*GIVEN INSTRUCTION:* Among the entries below, count the lines where the string "this" occurs, and give only the number.

*Dataset entries:*
+++
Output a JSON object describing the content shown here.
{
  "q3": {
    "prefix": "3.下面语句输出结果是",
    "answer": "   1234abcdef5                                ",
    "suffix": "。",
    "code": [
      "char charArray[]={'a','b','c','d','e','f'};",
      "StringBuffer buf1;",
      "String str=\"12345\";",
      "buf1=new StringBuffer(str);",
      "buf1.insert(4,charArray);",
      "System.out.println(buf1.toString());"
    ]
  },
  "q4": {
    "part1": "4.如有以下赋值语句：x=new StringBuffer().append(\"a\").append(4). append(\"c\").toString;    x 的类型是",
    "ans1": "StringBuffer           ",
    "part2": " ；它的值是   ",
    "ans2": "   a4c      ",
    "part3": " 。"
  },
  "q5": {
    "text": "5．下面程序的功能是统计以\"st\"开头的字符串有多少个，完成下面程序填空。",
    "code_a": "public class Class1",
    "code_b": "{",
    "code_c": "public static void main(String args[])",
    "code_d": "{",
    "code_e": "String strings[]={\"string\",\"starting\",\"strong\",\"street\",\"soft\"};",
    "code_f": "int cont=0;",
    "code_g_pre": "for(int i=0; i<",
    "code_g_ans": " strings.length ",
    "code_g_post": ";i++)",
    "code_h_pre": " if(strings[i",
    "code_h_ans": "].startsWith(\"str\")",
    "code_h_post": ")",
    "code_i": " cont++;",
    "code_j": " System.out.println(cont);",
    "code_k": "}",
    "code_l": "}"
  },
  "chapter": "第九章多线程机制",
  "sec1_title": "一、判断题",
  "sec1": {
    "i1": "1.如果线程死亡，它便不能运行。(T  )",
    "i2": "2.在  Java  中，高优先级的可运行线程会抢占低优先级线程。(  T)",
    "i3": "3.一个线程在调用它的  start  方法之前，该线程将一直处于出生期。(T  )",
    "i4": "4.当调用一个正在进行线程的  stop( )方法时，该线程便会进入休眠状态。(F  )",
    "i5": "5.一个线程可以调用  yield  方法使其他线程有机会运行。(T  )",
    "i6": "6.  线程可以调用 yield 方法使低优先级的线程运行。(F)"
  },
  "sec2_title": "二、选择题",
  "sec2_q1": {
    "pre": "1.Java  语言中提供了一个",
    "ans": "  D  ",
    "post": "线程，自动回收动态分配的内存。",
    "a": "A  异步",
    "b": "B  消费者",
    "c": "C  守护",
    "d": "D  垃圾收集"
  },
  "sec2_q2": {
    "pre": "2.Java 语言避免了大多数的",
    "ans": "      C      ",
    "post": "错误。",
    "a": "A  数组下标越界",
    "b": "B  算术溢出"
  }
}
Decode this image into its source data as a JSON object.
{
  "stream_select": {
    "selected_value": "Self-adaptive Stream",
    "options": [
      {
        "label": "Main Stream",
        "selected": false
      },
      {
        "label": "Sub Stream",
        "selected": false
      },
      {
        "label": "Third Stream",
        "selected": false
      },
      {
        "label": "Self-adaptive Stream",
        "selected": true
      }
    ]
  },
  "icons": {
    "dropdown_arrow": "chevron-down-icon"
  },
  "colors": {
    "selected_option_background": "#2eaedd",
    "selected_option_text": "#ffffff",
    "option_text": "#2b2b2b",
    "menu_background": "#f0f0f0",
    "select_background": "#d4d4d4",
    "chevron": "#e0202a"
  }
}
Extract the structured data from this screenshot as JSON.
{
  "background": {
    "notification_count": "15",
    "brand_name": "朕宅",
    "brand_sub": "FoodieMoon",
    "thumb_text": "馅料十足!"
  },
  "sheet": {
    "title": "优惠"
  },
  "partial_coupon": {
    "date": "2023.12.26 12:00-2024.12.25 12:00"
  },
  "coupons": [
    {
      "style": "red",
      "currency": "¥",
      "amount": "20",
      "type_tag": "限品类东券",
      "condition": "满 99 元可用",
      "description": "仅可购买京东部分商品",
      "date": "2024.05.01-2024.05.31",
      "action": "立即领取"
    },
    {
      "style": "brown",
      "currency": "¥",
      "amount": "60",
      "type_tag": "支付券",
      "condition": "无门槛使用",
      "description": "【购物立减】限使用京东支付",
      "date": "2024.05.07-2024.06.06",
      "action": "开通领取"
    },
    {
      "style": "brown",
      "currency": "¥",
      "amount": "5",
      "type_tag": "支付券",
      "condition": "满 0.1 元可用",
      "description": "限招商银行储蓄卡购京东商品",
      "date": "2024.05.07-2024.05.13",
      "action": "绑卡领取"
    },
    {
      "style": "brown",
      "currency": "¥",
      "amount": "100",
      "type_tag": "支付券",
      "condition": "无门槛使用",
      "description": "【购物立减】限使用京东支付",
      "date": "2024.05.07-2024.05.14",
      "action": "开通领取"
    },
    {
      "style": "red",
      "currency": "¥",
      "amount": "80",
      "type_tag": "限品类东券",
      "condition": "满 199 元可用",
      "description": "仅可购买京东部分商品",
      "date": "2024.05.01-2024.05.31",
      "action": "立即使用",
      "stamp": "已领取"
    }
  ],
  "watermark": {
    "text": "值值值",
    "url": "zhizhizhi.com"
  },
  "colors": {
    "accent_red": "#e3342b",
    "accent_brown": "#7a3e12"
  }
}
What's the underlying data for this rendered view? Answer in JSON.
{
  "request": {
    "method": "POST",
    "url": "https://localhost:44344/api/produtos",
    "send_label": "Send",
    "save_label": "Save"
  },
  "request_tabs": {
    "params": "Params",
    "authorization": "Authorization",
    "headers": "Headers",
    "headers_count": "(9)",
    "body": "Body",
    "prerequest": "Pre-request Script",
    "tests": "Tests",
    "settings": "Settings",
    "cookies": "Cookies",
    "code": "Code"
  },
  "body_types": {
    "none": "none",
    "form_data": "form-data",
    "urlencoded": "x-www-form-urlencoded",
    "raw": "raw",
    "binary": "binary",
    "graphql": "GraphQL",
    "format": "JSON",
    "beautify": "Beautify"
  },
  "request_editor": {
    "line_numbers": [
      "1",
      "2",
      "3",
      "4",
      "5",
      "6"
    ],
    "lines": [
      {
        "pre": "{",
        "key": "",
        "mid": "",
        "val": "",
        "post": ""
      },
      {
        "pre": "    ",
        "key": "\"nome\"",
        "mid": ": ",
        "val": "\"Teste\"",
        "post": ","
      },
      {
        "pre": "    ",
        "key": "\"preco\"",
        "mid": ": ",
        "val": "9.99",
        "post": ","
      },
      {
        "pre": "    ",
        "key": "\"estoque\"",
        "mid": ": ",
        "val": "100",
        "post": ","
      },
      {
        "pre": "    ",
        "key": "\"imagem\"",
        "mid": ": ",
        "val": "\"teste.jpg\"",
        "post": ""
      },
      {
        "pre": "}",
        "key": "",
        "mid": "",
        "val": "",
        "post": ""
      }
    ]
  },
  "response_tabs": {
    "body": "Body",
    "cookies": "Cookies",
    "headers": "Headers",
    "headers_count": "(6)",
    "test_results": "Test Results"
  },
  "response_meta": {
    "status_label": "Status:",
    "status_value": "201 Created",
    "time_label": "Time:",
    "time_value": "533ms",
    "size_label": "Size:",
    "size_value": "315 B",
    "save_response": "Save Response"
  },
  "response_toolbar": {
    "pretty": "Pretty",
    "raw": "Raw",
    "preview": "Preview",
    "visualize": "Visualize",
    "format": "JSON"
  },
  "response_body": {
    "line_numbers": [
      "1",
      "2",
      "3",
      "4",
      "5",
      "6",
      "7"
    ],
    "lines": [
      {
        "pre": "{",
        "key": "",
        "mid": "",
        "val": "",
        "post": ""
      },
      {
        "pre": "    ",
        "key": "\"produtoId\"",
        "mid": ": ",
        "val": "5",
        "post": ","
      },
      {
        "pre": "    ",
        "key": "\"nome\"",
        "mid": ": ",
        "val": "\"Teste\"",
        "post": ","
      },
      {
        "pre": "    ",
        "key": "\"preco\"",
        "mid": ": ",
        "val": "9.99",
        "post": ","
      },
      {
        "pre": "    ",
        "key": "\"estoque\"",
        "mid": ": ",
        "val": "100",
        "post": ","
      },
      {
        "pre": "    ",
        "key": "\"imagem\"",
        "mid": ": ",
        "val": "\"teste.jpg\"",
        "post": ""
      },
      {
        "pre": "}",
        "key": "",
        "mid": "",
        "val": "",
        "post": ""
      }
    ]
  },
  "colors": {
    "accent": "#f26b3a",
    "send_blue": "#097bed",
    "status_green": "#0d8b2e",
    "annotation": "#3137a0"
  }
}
+++
*IN RESPONSE:* 3